(Chart and figure data)
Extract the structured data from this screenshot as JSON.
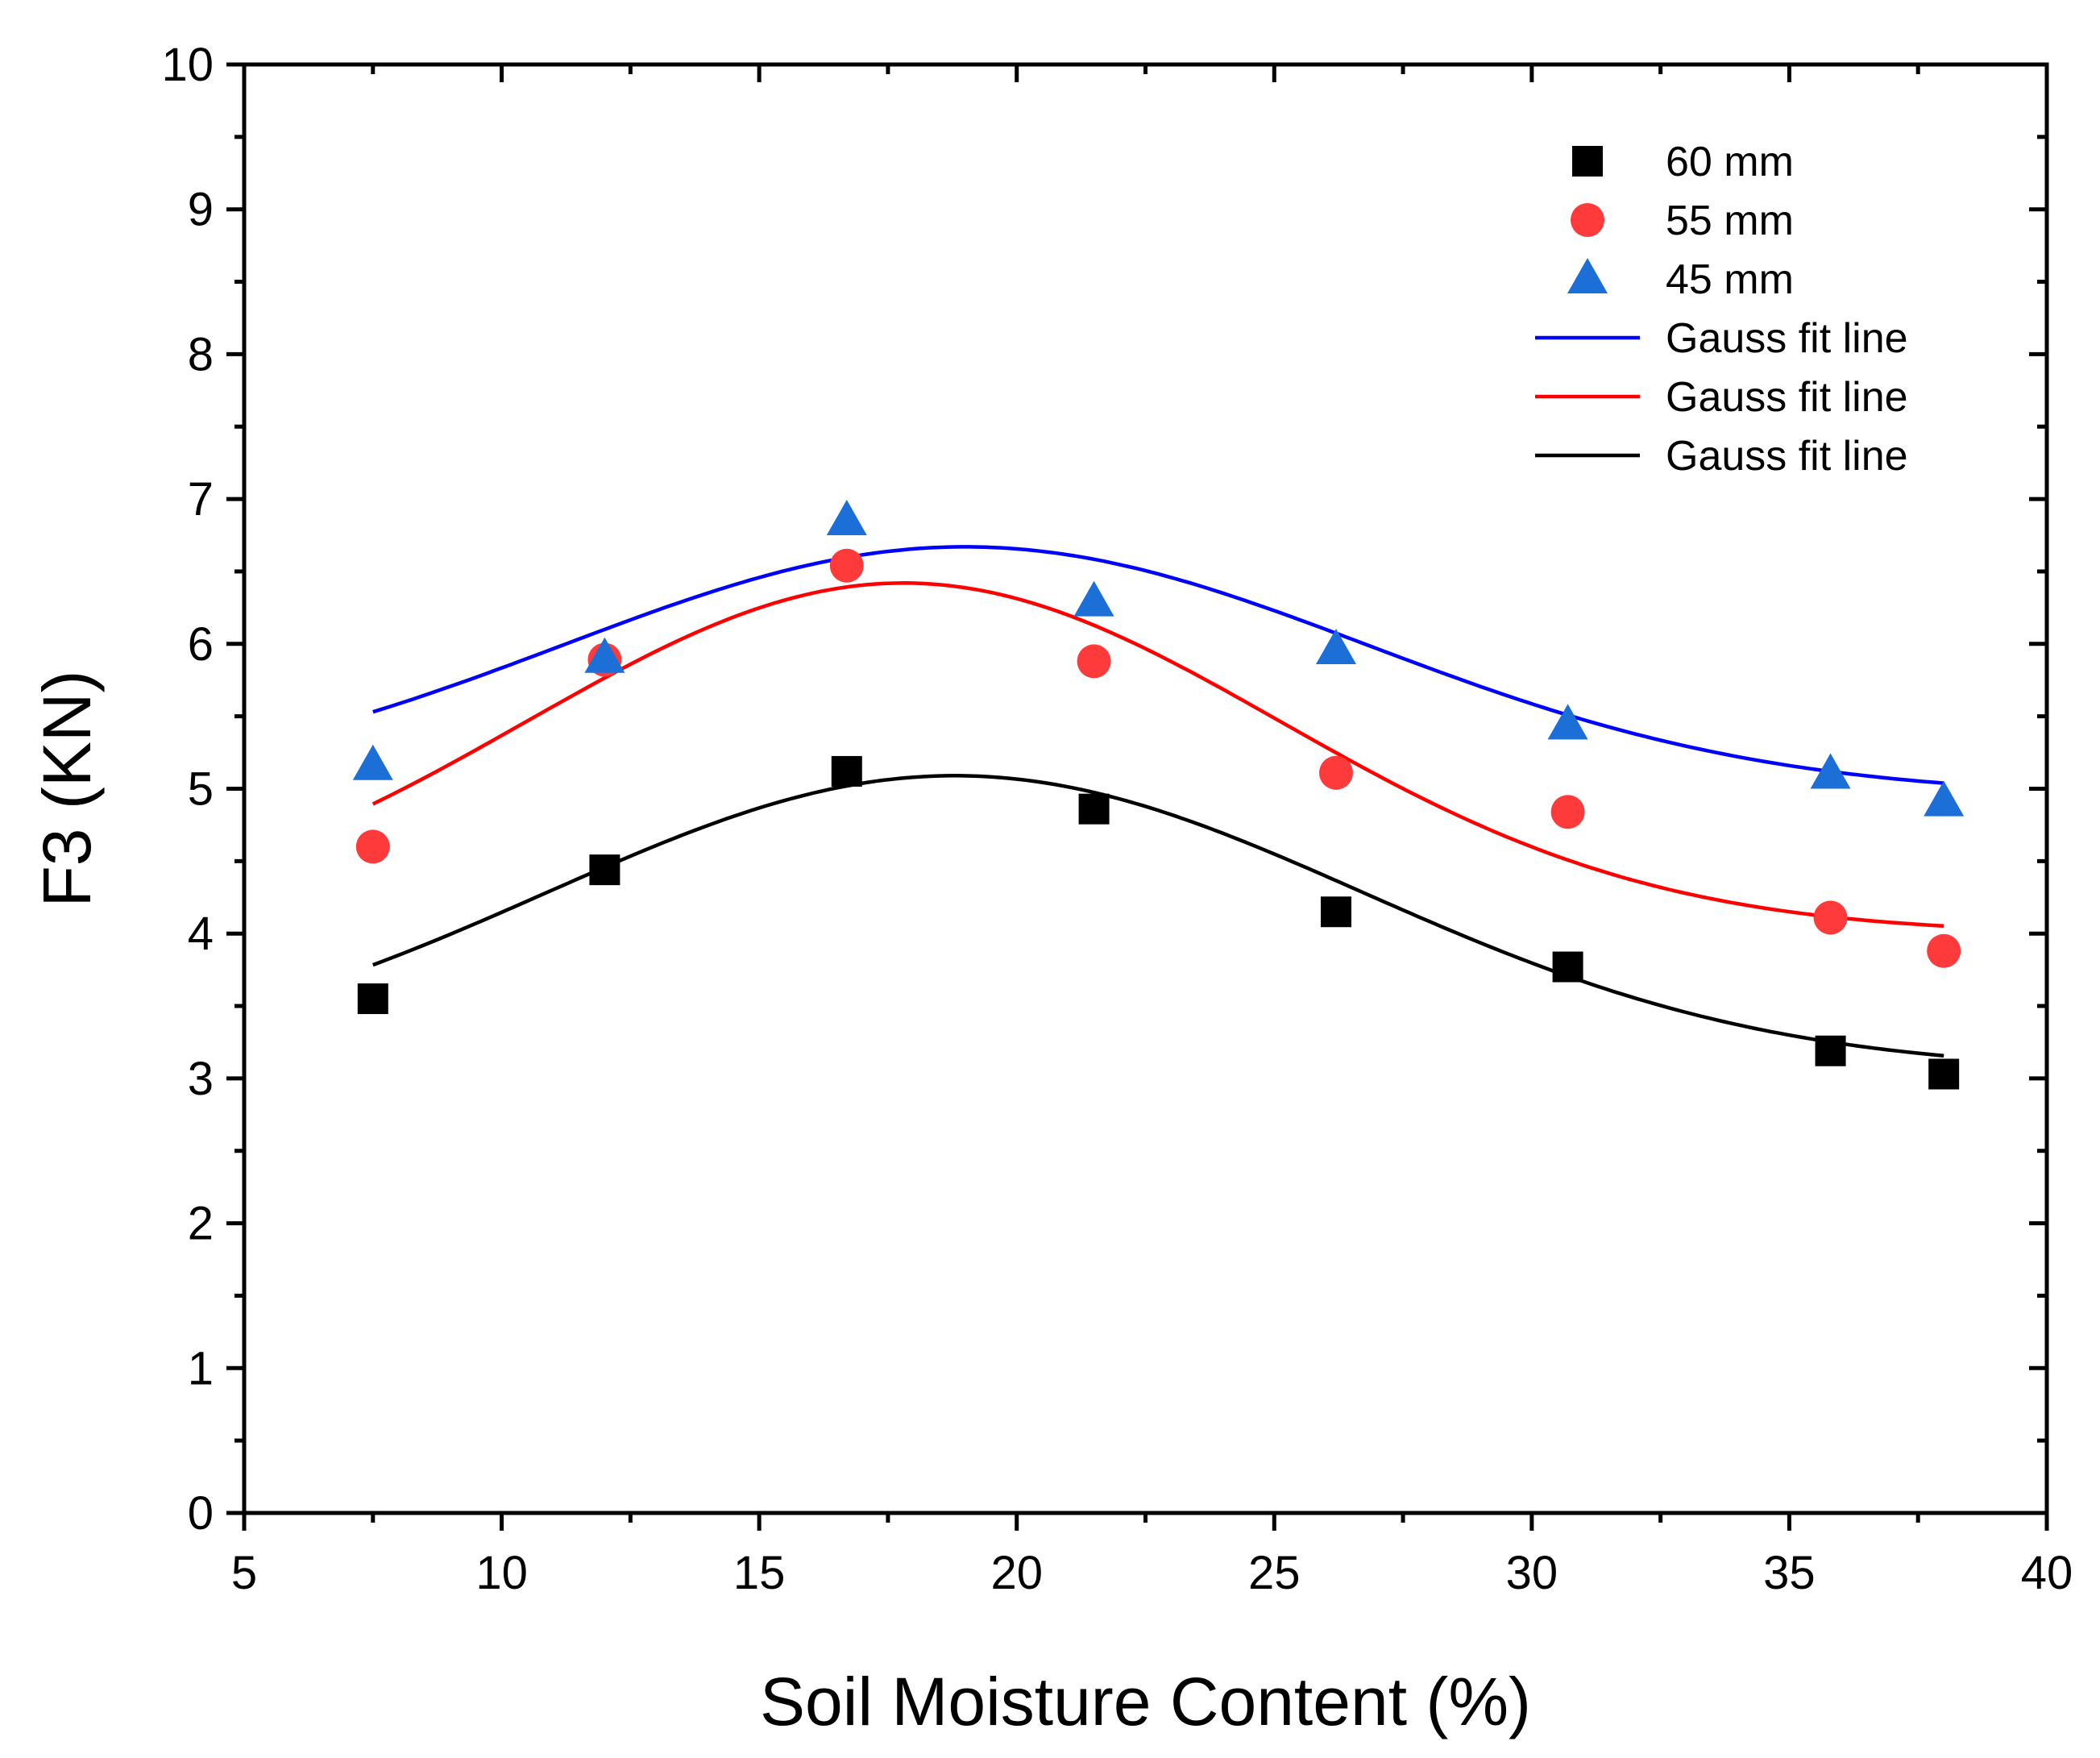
{
  "chart_data": {
    "type": "scatter",
    "title": "",
    "xlabel": "Soil Moisture Content (%)",
    "ylabel": "F3 (KN)",
    "xlim": [
      5,
      40
    ],
    "ylim": [
      0,
      10
    ],
    "x_ticks": [
      5,
      10,
      15,
      20,
      25,
      30,
      35,
      40
    ],
    "y_ticks": [
      0,
      1,
      2,
      3,
      4,
      5,
      6,
      7,
      8,
      9,
      10
    ],
    "x_tick_labels": [
      "5",
      "10",
      "15",
      "20",
      "25",
      "30",
      "35",
      "40"
    ],
    "y_tick_labels": [
      "0",
      "1",
      "2",
      "3",
      "4",
      "5",
      "6",
      "7",
      "8",
      "9",
      "10"
    ],
    "x": [
      7.5,
      12.0,
      16.7,
      21.5,
      26.2,
      30.7,
      35.8,
      38.0
    ],
    "series": [
      {
        "name": "60 mm",
        "marker": "square",
        "color": "#000000",
        "values": [
          3.55,
          4.44,
          5.12,
          4.86,
          4.15,
          3.77,
          3.19,
          3.03
        ]
      },
      {
        "name": "55 mm",
        "marker": "circle",
        "color": "#ff3a3a",
        "values": [
          4.6,
          5.89,
          6.54,
          5.88,
          5.11,
          4.84,
          4.11,
          3.88
        ]
      },
      {
        "name": "45 mm",
        "marker": "triangle",
        "color": "#1c6fd6",
        "values": [
          5.16,
          5.9,
          6.85,
          6.29,
          5.96,
          5.44,
          5.1,
          4.91
        ]
      }
    ],
    "fit_lines": [
      {
        "name": "Gauss fit line",
        "color": "#0000ff",
        "x_range": [
          7.5,
          38.0
        ],
        "y0": 4.95,
        "A": 1.72,
        "xc": 19.0,
        "w": 7.8
      },
      {
        "name": "Gauss fit line",
        "color": "#ff0000",
        "x_range": [
          7.5,
          38.0
        ],
        "y0": 4.0,
        "A": 2.42,
        "xc": 17.8,
        "w": 7.3
      },
      {
        "name": "Gauss fit line",
        "color": "#000000",
        "x_range": [
          7.5,
          38.0
        ],
        "y0": 3.05,
        "A": 2.04,
        "xc": 18.8,
        "w": 7.9
      }
    ],
    "legend": {
      "position": "top-right",
      "entries": [
        {
          "label": "60 mm",
          "kind": "square",
          "color": "#000000"
        },
        {
          "label": "55 mm",
          "kind": "circle",
          "color": "#ff3a3a"
        },
        {
          "label": "45 mm",
          "kind": "triangle",
          "color": "#1c6fd6"
        },
        {
          "label": "Gauss fit line",
          "kind": "line",
          "color": "#0000ff"
        },
        {
          "label": "Gauss fit line",
          "kind": "line",
          "color": "#ff0000"
        },
        {
          "label": "Gauss fit line",
          "kind": "line",
          "color": "#000000"
        }
      ]
    }
  }
}
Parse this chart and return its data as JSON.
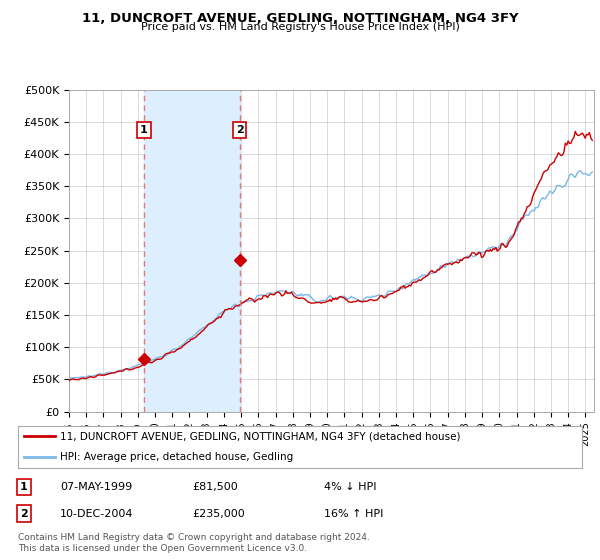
{
  "title": "11, DUNCROFT AVENUE, GEDLING, NOTTINGHAM, NG4 3FY",
  "subtitle": "Price paid vs. HM Land Registry's House Price Index (HPI)",
  "ylabel_ticks": [
    "£0",
    "£50K",
    "£100K",
    "£150K",
    "£200K",
    "£250K",
    "£300K",
    "£350K",
    "£400K",
    "£450K",
    "£500K"
  ],
  "ytick_values": [
    0,
    50000,
    100000,
    150000,
    200000,
    250000,
    300000,
    350000,
    400000,
    450000,
    500000
  ],
  "ylim": [
    0,
    500000
  ],
  "xlim_start": 1995.0,
  "xlim_end": 2025.5,
  "purchase1_date": 1999.35,
  "purchase1_price": 81500,
  "purchase1_label": "1",
  "purchase2_date": 2004.92,
  "purchase2_price": 235000,
  "purchase2_label": "2",
  "hpi_color": "#7ab8e8",
  "price_color": "#cc0000",
  "vline_color": "#e87878",
  "shade_color": "#ddeeff",
  "grid_color": "#cccccc",
  "bg_color": "#ffffff",
  "legend_label1": "11, DUNCROFT AVENUE, GEDLING, NOTTINGHAM, NG4 3FY (detached house)",
  "legend_label2": "HPI: Average price, detached house, Gedling",
  "table_row1": [
    "1",
    "07-MAY-1999",
    "£81,500",
    "4% ↓ HPI"
  ],
  "table_row2": [
    "2",
    "10-DEC-2004",
    "£235,000",
    "16% ↑ HPI"
  ],
  "footnote": "Contains HM Land Registry data © Crown copyright and database right 2024.\nThis data is licensed under the Open Government Licence v3.0.",
  "hpi_annual": [
    1995.5,
    1996.5,
    1997.5,
    1998.5,
    1999.5,
    2000.5,
    2001.5,
    2002.5,
    2003.5,
    2004.5,
    2005.5,
    2006.5,
    2007.5,
    2008.5,
    2009.5,
    2010.5,
    2011.5,
    2012.5,
    2013.5,
    2014.5,
    2015.5,
    2016.5,
    2017.5,
    2018.5,
    2019.5,
    2020.5,
    2021.5,
    2022.5,
    2023.5,
    2024.5
  ],
  "hpi_annual_vals": [
    52000,
    56000,
    61000,
    68000,
    76000,
    87000,
    102000,
    122000,
    145000,
    165000,
    173000,
    182000,
    188000,
    180000,
    172000,
    178000,
    176000,
    176000,
    183000,
    197000,
    210000,
    222000,
    236000,
    245000,
    251000,
    263000,
    300000,
    330000,
    348000,
    370000
  ],
  "price_annual": [
    1995.5,
    1996.5,
    1997.5,
    1998.5,
    1999.5,
    2000.5,
    2001.5,
    2002.5,
    2003.5,
    2004.5,
    2005.5,
    2006.5,
    2007.5,
    2008.5,
    2009.5,
    2010.5,
    2011.5,
    2012.5,
    2013.5,
    2014.5,
    2015.5,
    2016.5,
    2017.5,
    2018.5,
    2019.5,
    2020.5,
    2021.5,
    2022.5,
    2023.5,
    2024.5
  ],
  "price_annual_vals": [
    50000,
    54000,
    59000,
    66000,
    74000,
    85000,
    100000,
    120000,
    143000,
    163000,
    171000,
    180000,
    186000,
    175000,
    168000,
    174000,
    172000,
    172000,
    180000,
    194000,
    207000,
    220000,
    235000,
    243000,
    249000,
    260000,
    310000,
    365000,
    400000,
    430000
  ]
}
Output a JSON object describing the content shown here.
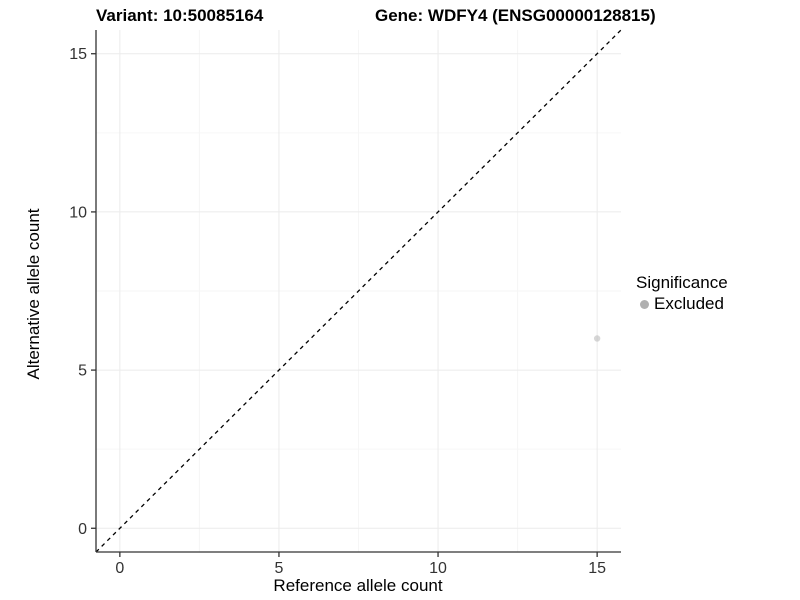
{
  "titles": {
    "variant": "Variant: 10:50085164",
    "gene": "Gene: WDFY4 (ENSG00000128815)"
  },
  "chart_data": {
    "type": "scatter",
    "xlabel": "Reference allele count",
    "ylabel": "Alternative allele count",
    "xlim": [
      -0.75,
      15.75
    ],
    "ylim": [
      -0.75,
      15.75
    ],
    "xticks": [
      0,
      5,
      10,
      15
    ],
    "yticks": [
      0,
      5,
      10,
      15
    ],
    "minor_ticks": [
      2.5,
      7.5,
      12.5
    ],
    "grid": true,
    "points": [
      {
        "x": 15,
        "y": 6,
        "series": "Excluded"
      }
    ],
    "abline": {
      "slope": 1,
      "intercept": 0,
      "style": "dashed"
    },
    "legend": {
      "position": "right",
      "title": "Significance",
      "entries": [
        {
          "label": "Excluded",
          "color": "#b0b0b0"
        }
      ]
    }
  },
  "colors": {
    "grid_major": "#ebebeb",
    "grid_minor": "#f6f6f6",
    "axis_line": "#333333",
    "tick_label": "#333333",
    "abline": "#000000",
    "point": "#b0b0b0",
    "background": "#ffffff"
  }
}
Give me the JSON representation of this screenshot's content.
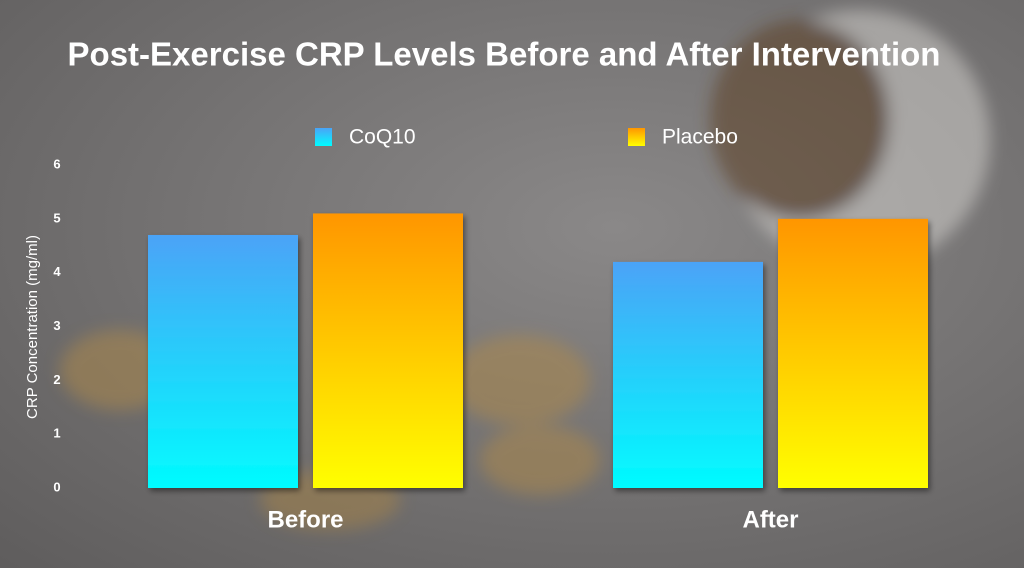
{
  "chart_data": {
    "type": "bar",
    "title": "Post-Exercise CRP Levels Before and After Intervention",
    "y_label": "CRP Concentration (mg/ml)",
    "categories": [
      "Before",
      "After"
    ],
    "series": [
      {
        "name": "CoQ10",
        "color": [
          "#4ba3f7",
          "#00fcff"
        ],
        "values": [
          4.7,
          4.2
        ]
      },
      {
        "name": "Placebo",
        "color": [
          "#ff9600",
          "#ffff00"
        ],
        "values": [
          5.1,
          5.0
        ]
      }
    ],
    "ylim": [
      0,
      6
    ],
    "yticks": [
      0,
      1,
      2,
      3,
      4,
      5,
      6
    ],
    "grid": false,
    "legend": "top"
  }
}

Written exercise
Your copy should consist only of the lines from the line holding "Output a JSON" through the final line of the listing above, both included, with all pictures omitted.

Task answer
Output a JSON object describing the content shown here.
{
  "titles": {
    "variant": "Variant: 10:50085164",
    "gene": "Gene: WDFY4 (ENSG00000128815)"
  },
  "chart_data": {
    "type": "scatter",
    "xlabel": "Reference allele count",
    "ylabel": "Alternative allele count",
    "xlim": [
      -0.75,
      15.75
    ],
    "ylim": [
      -0.75,
      15.75
    ],
    "xticks": [
      0,
      5,
      10,
      15
    ],
    "yticks": [
      0,
      5,
      10,
      15
    ],
    "minor_ticks": [
      2.5,
      7.5,
      12.5
    ],
    "grid": true,
    "points": [
      {
        "x": 15,
        "y": 6,
        "series": "Excluded"
      }
    ],
    "abline": {
      "slope": 1,
      "intercept": 0,
      "style": "dashed"
    },
    "legend": {
      "position": "right",
      "title": "Significance",
      "entries": [
        {
          "label": "Excluded",
          "color": "#b0b0b0"
        }
      ]
    }
  },
  "colors": {
    "grid_major": "#ebebeb",
    "grid_minor": "#f6f6f6",
    "axis_line": "#333333",
    "tick_label": "#333333",
    "abline": "#000000",
    "point": "#b0b0b0",
    "background": "#ffffff"
  }
}
Give me the JSON representation of this screenshot's content.
{
  "chart_data": {
    "type": "bar",
    "title": "Post-Exercise CRP Levels Before and After Intervention",
    "y_label": "CRP Concentration (mg/ml)",
    "categories": [
      "Before",
      "After"
    ],
    "series": [
      {
        "name": "CoQ10",
        "color": [
          "#4ba3f7",
          "#00fcff"
        ],
        "values": [
          4.7,
          4.2
        ]
      },
      {
        "name": "Placebo",
        "color": [
          "#ff9600",
          "#ffff00"
        ],
        "values": [
          5.1,
          5.0
        ]
      }
    ],
    "ylim": [
      0,
      6
    ],
    "yticks": [
      0,
      1,
      2,
      3,
      4,
      5,
      6
    ],
    "grid": false,
    "legend": "top"
  }
}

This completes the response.